Written instruction:
Reproduce the lines of the listing below, from the line with "y-tick-label: 1200 (30, 14, 68, 33)" to the line with "legend: Ethylene Naphtha", both included.

Extracted records:
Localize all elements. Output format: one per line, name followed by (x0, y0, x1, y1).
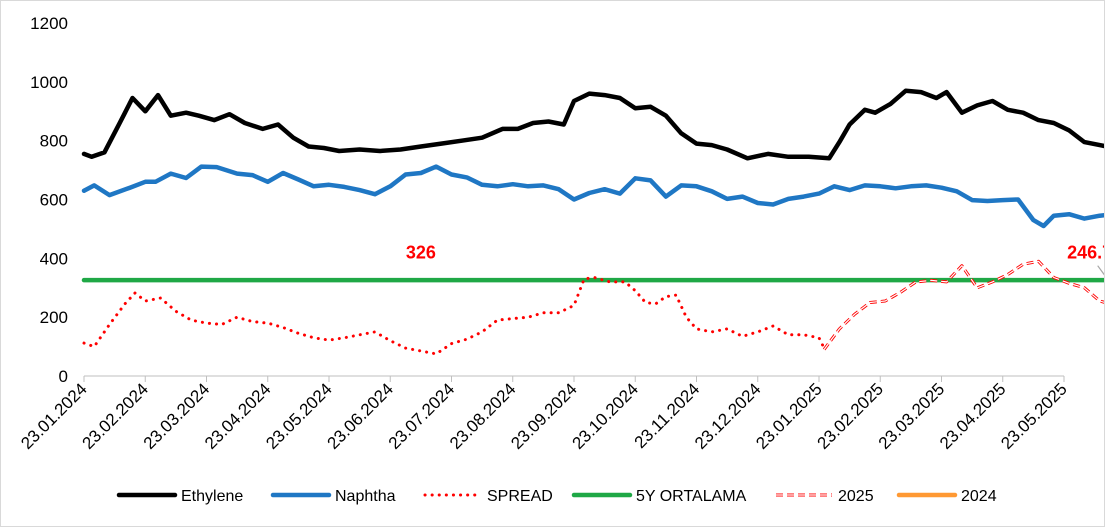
y-tick-label: 1200 (30, 14, 68, 33)
y-tick-label: 600 (40, 191, 68, 210)
x-tick-label: 23.10.2024 (568, 379, 642, 453)
last-value-leader-line (1097, 265, 1105, 277)
legend-label: Ethylene (181, 488, 243, 505)
series-line-inner-2025 (823, 260, 1105, 350)
legend: Ethylene Naphtha SPREAD 5Y ORTALAMA 2025 2024 (116, 488, 997, 505)
legend-label: Naphtha (335, 488, 396, 505)
legend-label: SPREAD (487, 488, 553, 505)
legend-label: 2025 (838, 488, 874, 505)
y-tick-label: 0 (59, 367, 68, 386)
series-line-ethylene (81, 88, 1105, 161)
legend-label: 2024 (961, 488, 997, 505)
legend-label: 5Y ORTALAMA (636, 488, 747, 505)
x-axis: 23.01.202423.02.202423.03.202423.04.2024… (17, 375, 1071, 453)
y-tick-label: 400 (40, 249, 68, 268)
series-line-spread (82, 276, 826, 356)
series-layer (81, 88, 1105, 356)
x-tick-label: 23.05.2025 (997, 379, 1071, 453)
series-line-naphtha (81, 164, 1105, 229)
y-tick-label: 1000 (30, 73, 68, 92)
last-value-label: 246.75 (1067, 242, 1104, 262)
annotations: 326 246.75 (406, 242, 1105, 277)
average-value-label: 326 (406, 242, 436, 262)
y-tick-label: 800 (40, 132, 68, 151)
y-axis: 0 200 400 600 800 1000 1200 (30, 14, 68, 386)
y-tick-label: 200 (40, 308, 68, 327)
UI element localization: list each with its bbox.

Finished task:
y-tick-label: 1200 (30, 14, 68, 33)
y-tick-label: 600 (40, 191, 68, 210)
x-tick-label: 23.10.2024 (568, 379, 642, 453)
last-value-leader-line (1097, 265, 1105, 277)
legend-label: Ethylene (181, 488, 243, 505)
series-line-inner-2025 (823, 260, 1105, 350)
legend: Ethylene Naphtha SPREAD 5Y ORTALAMA 2025 2024 (116, 488, 997, 505)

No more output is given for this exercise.